[Short exercise]: Copy every line of the data that includes the string "this".

[Exercise materials]:
━━━━━━

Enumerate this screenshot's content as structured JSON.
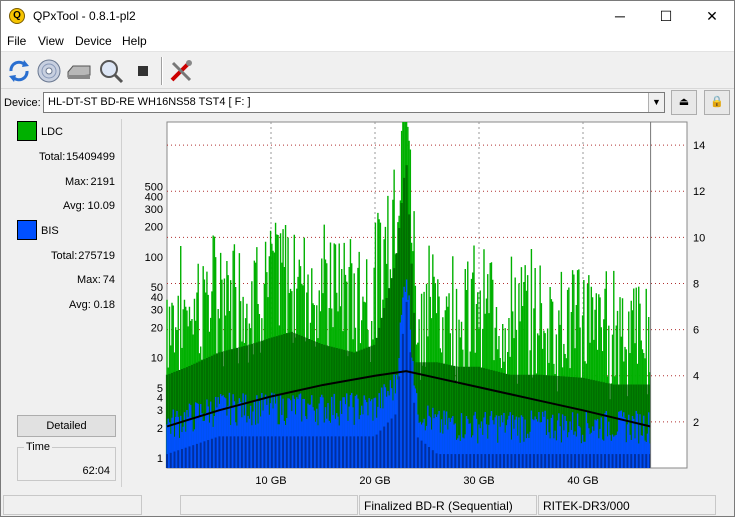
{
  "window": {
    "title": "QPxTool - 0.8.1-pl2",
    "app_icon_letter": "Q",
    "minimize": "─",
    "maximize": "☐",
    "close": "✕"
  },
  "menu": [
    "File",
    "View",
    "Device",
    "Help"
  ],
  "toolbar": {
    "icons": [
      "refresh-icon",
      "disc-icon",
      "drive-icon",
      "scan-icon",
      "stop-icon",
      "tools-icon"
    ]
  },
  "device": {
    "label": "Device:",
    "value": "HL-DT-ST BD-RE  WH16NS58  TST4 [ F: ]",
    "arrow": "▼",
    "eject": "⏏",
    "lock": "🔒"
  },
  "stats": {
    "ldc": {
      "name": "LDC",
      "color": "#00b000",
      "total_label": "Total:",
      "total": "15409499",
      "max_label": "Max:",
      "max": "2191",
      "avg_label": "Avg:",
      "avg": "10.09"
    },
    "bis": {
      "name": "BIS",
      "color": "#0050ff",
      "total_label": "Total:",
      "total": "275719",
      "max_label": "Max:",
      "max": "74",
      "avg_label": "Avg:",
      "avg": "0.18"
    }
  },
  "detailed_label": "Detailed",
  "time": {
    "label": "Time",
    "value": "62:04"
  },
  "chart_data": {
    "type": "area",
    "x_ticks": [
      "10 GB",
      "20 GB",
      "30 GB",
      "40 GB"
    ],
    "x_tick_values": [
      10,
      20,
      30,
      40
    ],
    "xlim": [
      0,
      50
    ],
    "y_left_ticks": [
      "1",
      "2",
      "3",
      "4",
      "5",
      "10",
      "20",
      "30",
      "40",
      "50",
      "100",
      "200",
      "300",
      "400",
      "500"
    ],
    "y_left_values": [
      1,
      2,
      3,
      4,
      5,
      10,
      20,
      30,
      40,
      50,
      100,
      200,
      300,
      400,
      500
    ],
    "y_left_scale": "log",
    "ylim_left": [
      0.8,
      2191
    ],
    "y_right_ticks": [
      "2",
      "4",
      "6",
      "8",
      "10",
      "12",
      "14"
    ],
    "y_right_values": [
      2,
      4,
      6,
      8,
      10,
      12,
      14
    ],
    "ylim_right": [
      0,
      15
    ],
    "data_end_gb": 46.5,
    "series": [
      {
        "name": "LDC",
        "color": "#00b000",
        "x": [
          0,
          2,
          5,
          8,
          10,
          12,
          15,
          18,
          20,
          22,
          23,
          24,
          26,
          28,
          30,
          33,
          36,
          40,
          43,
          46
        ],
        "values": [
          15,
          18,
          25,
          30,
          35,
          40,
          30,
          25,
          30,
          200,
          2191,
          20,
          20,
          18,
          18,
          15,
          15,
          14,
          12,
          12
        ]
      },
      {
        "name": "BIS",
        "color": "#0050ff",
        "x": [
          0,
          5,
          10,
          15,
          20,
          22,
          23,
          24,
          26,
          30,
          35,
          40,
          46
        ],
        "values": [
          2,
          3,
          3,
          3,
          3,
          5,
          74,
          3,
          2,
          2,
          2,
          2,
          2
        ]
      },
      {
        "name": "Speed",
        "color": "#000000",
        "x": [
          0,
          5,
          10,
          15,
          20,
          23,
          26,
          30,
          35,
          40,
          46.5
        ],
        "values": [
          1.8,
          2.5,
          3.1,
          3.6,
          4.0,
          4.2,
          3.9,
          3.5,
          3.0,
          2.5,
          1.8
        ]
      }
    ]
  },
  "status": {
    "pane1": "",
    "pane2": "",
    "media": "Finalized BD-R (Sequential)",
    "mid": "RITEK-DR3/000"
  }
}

━━━━━━

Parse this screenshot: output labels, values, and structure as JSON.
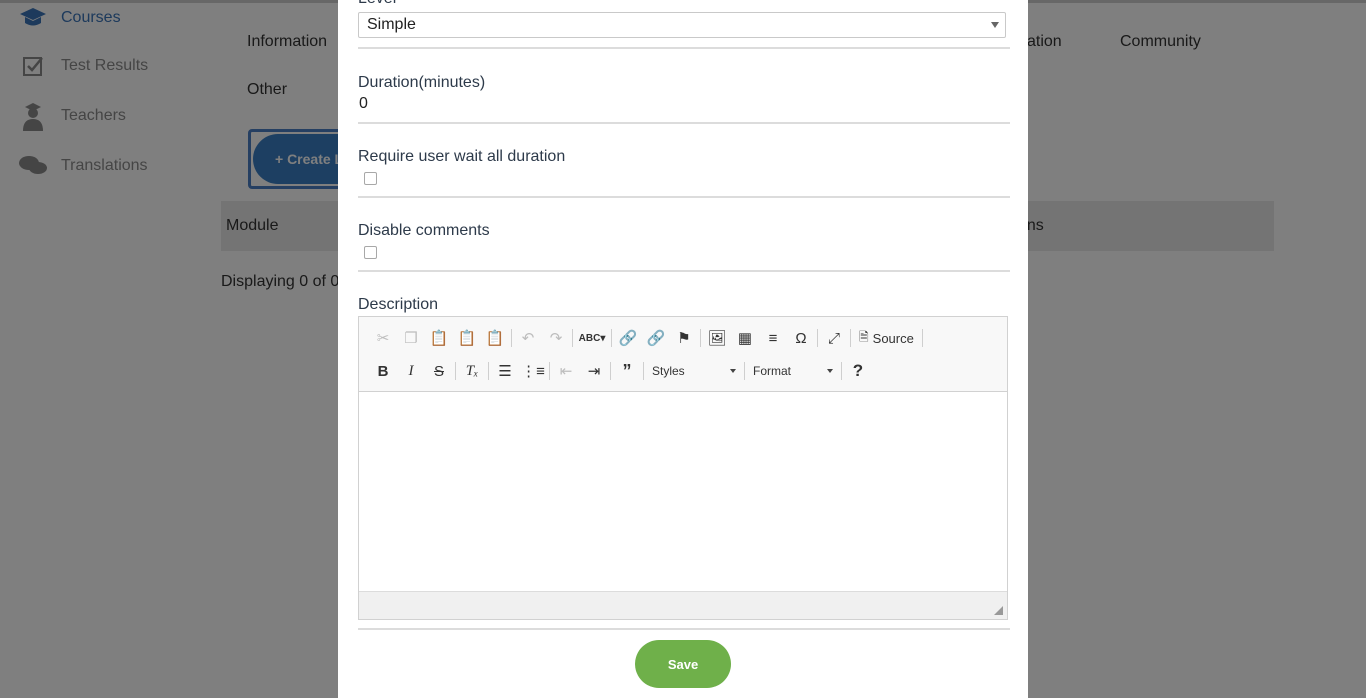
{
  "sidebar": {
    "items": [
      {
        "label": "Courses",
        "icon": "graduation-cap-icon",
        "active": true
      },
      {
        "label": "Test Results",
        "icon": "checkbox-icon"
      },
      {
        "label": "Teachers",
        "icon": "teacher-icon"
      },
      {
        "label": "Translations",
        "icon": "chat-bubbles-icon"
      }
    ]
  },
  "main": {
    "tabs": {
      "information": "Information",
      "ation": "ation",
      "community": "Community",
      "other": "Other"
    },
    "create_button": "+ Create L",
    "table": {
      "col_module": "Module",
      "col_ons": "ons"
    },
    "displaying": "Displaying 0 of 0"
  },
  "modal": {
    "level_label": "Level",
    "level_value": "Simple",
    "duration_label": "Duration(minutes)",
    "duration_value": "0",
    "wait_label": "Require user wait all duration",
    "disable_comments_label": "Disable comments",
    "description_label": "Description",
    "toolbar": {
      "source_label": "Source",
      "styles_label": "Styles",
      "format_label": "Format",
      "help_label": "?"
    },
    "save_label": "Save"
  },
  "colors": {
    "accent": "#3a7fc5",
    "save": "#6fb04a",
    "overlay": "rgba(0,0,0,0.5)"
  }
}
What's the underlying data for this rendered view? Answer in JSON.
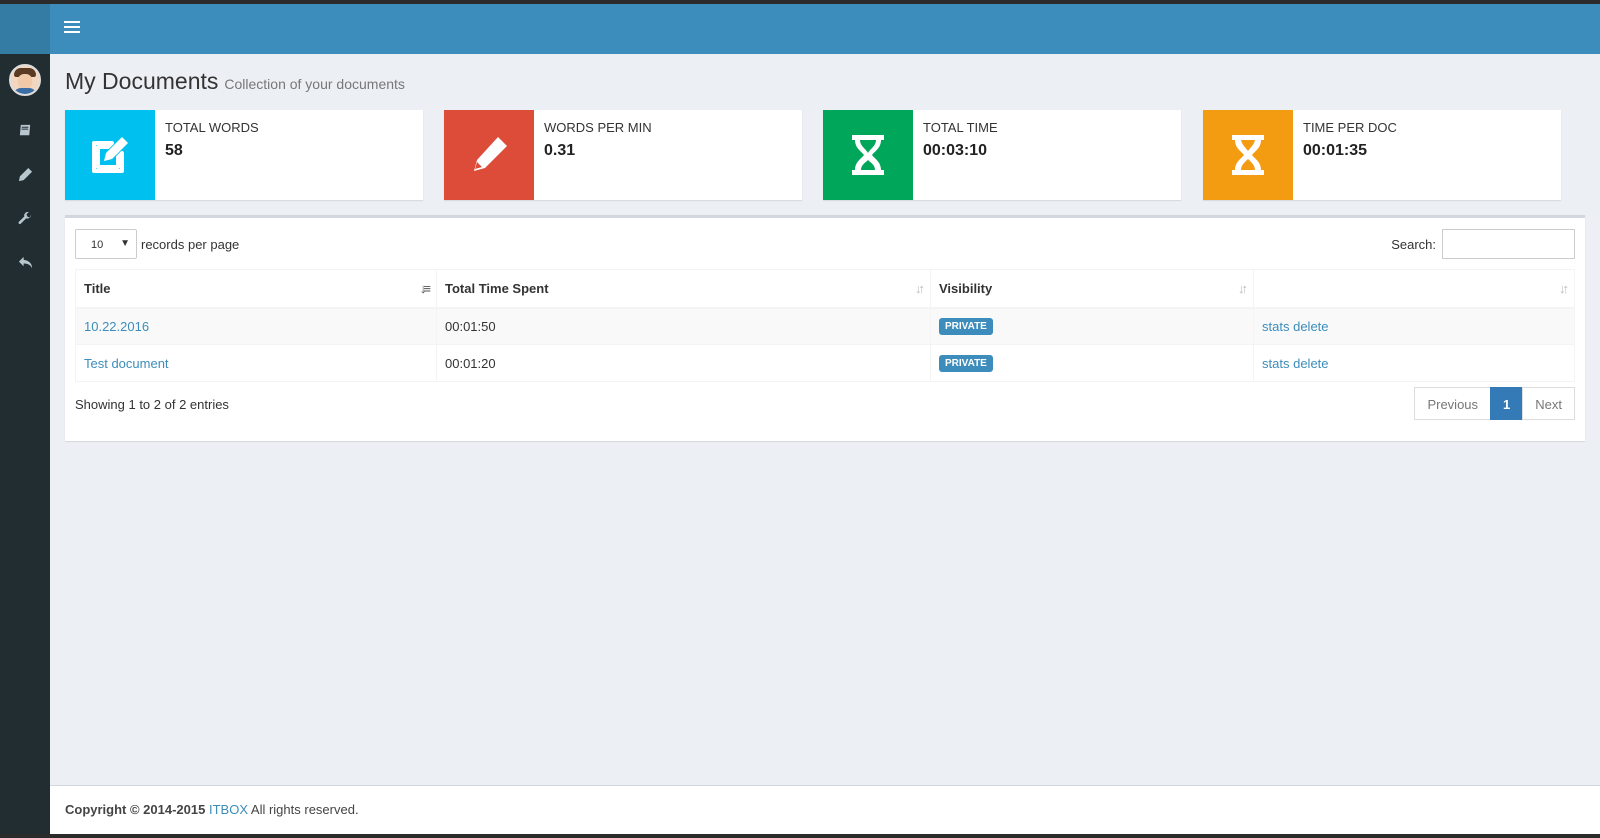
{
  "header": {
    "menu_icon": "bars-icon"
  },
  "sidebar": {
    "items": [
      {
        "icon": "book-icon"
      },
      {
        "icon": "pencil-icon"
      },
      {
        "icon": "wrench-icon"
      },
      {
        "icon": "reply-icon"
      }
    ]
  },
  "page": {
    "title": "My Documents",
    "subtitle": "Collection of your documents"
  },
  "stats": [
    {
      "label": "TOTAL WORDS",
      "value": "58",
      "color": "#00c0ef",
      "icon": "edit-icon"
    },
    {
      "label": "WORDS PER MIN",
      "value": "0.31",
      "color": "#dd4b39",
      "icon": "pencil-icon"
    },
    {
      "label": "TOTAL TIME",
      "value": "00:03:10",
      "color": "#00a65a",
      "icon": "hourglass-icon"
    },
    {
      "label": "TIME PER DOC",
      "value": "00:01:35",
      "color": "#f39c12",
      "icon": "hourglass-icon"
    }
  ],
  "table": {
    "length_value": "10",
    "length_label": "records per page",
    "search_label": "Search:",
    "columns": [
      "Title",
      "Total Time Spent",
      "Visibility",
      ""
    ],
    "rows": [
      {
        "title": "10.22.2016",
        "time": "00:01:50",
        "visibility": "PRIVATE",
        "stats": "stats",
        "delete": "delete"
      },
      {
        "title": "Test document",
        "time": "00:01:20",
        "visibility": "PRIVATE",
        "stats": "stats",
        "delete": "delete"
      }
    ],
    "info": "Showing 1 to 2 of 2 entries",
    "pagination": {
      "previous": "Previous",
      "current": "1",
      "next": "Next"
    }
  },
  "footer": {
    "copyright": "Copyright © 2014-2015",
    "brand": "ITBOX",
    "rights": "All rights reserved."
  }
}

━━━━━━

[The answer]:
Enumerate this screenshot's content as structured JSON.
Parse this screenshot: output labels, values, and structure as JSON.
What's the underlying data for this rendered view? Answer in JSON.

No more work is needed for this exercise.